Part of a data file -
:::

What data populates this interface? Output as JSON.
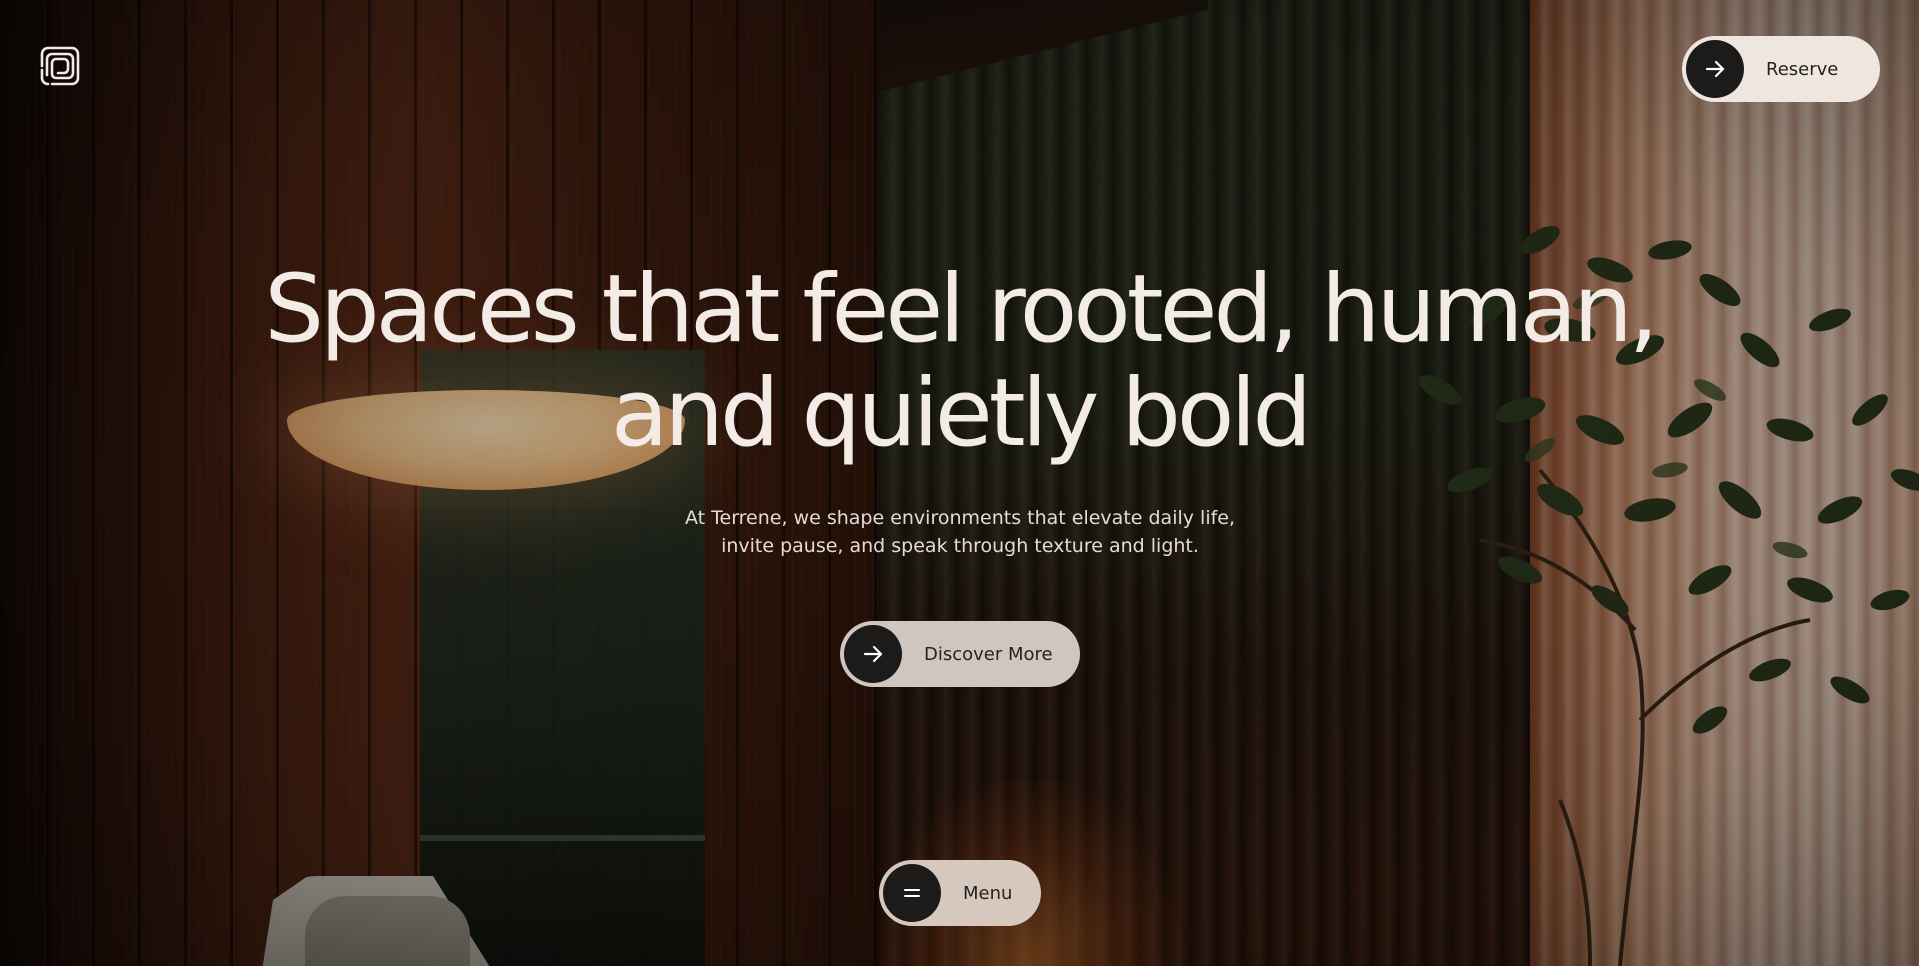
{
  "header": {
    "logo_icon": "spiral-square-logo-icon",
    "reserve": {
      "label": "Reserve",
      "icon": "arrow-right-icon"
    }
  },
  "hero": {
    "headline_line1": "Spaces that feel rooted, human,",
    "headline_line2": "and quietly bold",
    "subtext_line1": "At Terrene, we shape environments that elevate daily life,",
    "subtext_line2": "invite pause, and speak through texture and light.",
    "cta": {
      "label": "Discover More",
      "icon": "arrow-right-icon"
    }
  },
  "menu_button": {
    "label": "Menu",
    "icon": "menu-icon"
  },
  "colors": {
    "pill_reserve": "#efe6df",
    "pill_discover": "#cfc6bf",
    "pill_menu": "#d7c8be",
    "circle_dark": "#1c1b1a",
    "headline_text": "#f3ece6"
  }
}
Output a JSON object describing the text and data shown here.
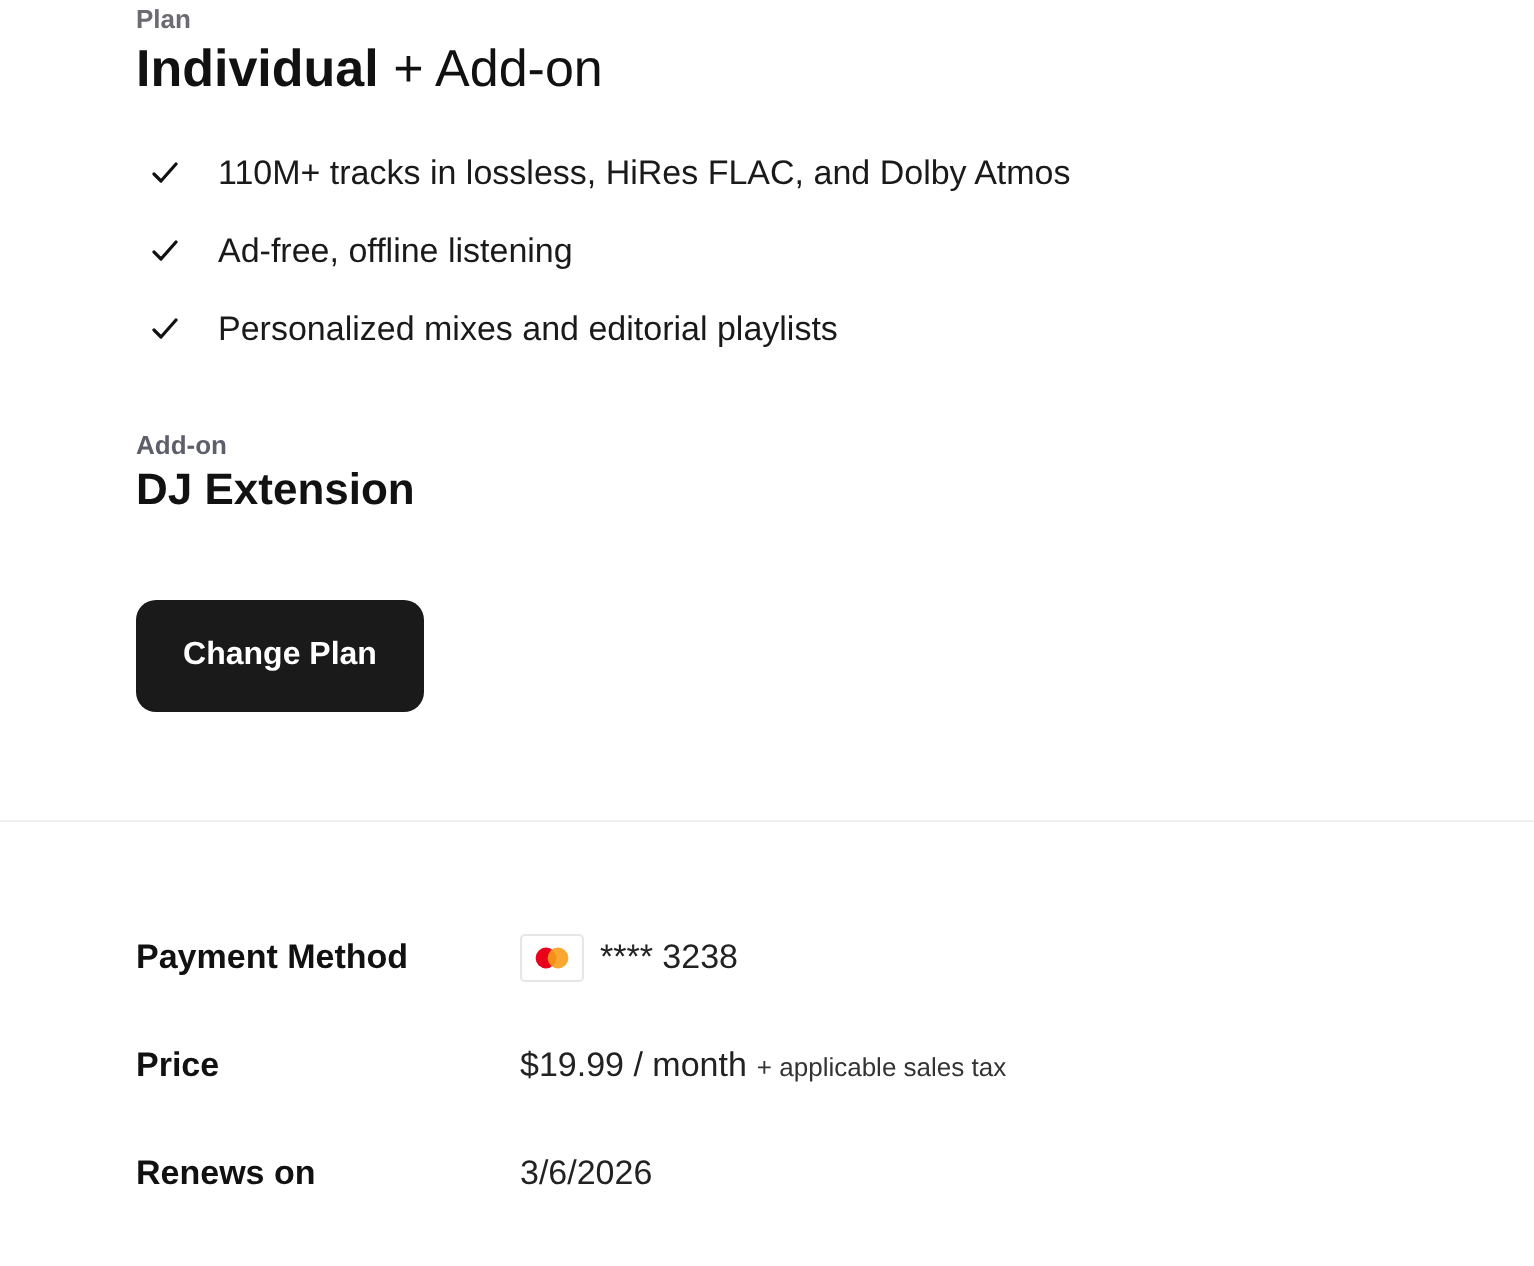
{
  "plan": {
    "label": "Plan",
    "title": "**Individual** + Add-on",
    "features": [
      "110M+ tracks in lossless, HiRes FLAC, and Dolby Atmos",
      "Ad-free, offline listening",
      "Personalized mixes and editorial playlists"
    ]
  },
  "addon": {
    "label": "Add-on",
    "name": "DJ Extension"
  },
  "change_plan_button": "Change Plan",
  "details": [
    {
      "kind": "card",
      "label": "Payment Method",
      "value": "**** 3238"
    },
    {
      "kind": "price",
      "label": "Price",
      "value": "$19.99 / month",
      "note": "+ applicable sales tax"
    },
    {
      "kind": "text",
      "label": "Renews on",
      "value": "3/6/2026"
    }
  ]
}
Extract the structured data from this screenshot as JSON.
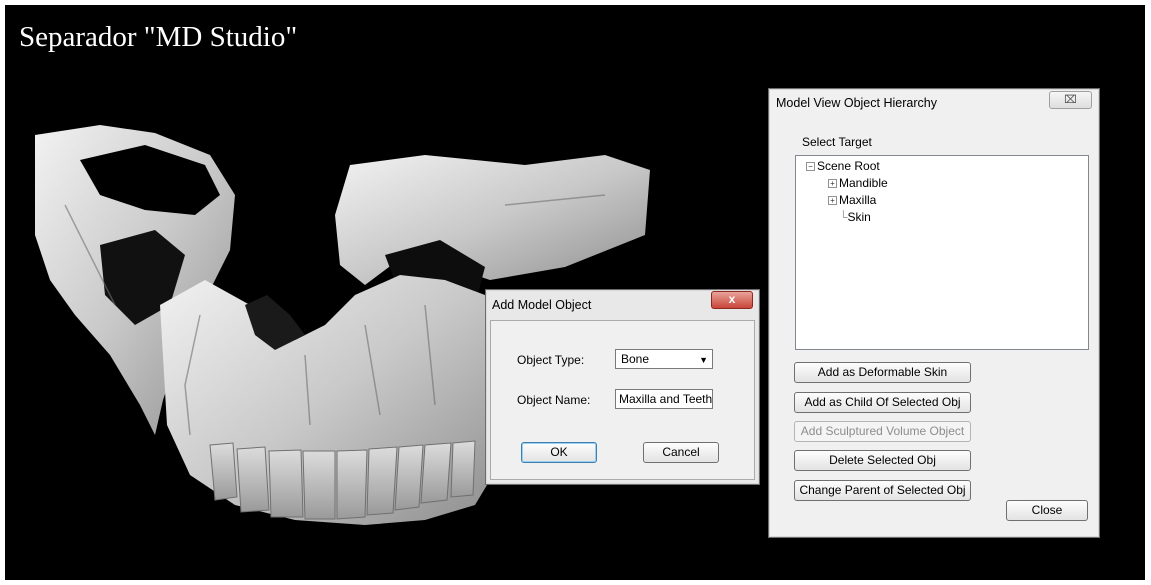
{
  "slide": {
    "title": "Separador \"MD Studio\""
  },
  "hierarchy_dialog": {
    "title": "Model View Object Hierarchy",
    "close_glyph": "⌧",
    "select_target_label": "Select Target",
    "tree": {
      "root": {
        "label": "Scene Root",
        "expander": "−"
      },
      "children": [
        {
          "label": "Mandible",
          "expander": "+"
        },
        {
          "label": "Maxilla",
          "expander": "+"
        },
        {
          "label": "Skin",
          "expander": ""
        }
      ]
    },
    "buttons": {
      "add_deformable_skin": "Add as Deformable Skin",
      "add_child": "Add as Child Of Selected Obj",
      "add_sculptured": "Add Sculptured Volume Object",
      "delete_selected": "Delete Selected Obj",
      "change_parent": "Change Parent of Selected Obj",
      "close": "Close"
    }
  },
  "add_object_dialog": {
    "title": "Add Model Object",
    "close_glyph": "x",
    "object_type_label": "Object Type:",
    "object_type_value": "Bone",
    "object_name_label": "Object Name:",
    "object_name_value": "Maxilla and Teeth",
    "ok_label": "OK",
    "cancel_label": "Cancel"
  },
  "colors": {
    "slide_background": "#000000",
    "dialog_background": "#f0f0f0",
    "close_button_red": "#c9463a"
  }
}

:::

AIM OF THE EXERCISE -
Images in the data above are to be skipped. Retype all other material exactly.

OUTPUT BELOW -
What data populates this interface? Output as JSON.
{
  "header": {
    "logo_icon": "spiral-square-logo-icon",
    "reserve": {
      "label": "Reserve",
      "icon": "arrow-right-icon"
    }
  },
  "hero": {
    "headline_line1": "Spaces that feel rooted, human,",
    "headline_line2": "and quietly bold",
    "subtext_line1": "At Terrene, we shape environments that elevate daily life,",
    "subtext_line2": "invite pause, and speak through texture and light.",
    "cta": {
      "label": "Discover More",
      "icon": "arrow-right-icon"
    }
  },
  "menu_button": {
    "label": "Menu",
    "icon": "menu-icon"
  },
  "colors": {
    "pill_reserve": "#efe6df",
    "pill_discover": "#cfc6bf",
    "pill_menu": "#d7c8be",
    "circle_dark": "#1c1b1a",
    "headline_text": "#f3ece6"
  }
}
Output a JSON object describing the text and data shown here.
{
  "plan": {
    "label": "Plan",
    "title": "**Individual** + Add-on",
    "features": [
      "110M+ tracks in lossless, HiRes FLAC, and Dolby Atmos",
      "Ad-free, offline listening",
      "Personalized mixes and editorial playlists"
    ]
  },
  "addon": {
    "label": "Add-on",
    "name": "DJ Extension"
  },
  "change_plan_button": "Change Plan",
  "details": [
    {
      "kind": "card",
      "label": "Payment Method",
      "value": "**** 3238"
    },
    {
      "kind": "price",
      "label": "Price",
      "value": "$19.99 / month",
      "note": "+ applicable sales tax"
    },
    {
      "kind": "text",
      "label": "Renews on",
      "value": "3/6/2026"
    }
  ]
}
Extract the structured data from this screenshot as JSON.
{
  "slide": {
    "title": "Separador \"MD Studio\""
  },
  "hierarchy_dialog": {
    "title": "Model View Object Hierarchy",
    "close_glyph": "⌧",
    "select_target_label": "Select Target",
    "tree": {
      "root": {
        "label": "Scene Root",
        "expander": "−"
      },
      "children": [
        {
          "label": "Mandible",
          "expander": "+"
        },
        {
          "label": "Maxilla",
          "expander": "+"
        },
        {
          "label": "Skin",
          "expander": ""
        }
      ]
    },
    "buttons": {
      "add_deformable_skin": "Add as Deformable Skin",
      "add_child": "Add as Child Of Selected Obj",
      "add_sculptured": "Add Sculptured Volume Object",
      "delete_selected": "Delete Selected Obj",
      "change_parent": "Change Parent of Selected Obj",
      "close": "Close"
    }
  },
  "add_object_dialog": {
    "title": "Add Model Object",
    "close_glyph": "x",
    "object_type_label": "Object Type:",
    "object_type_value": "Bone",
    "object_name_label": "Object Name:",
    "object_name_value": "Maxilla and Teeth",
    "ok_label": "OK",
    "cancel_label": "Cancel"
  },
  "colors": {
    "slide_background": "#000000",
    "dialog_background": "#f0f0f0",
    "close_button_red": "#c9463a"
  }
}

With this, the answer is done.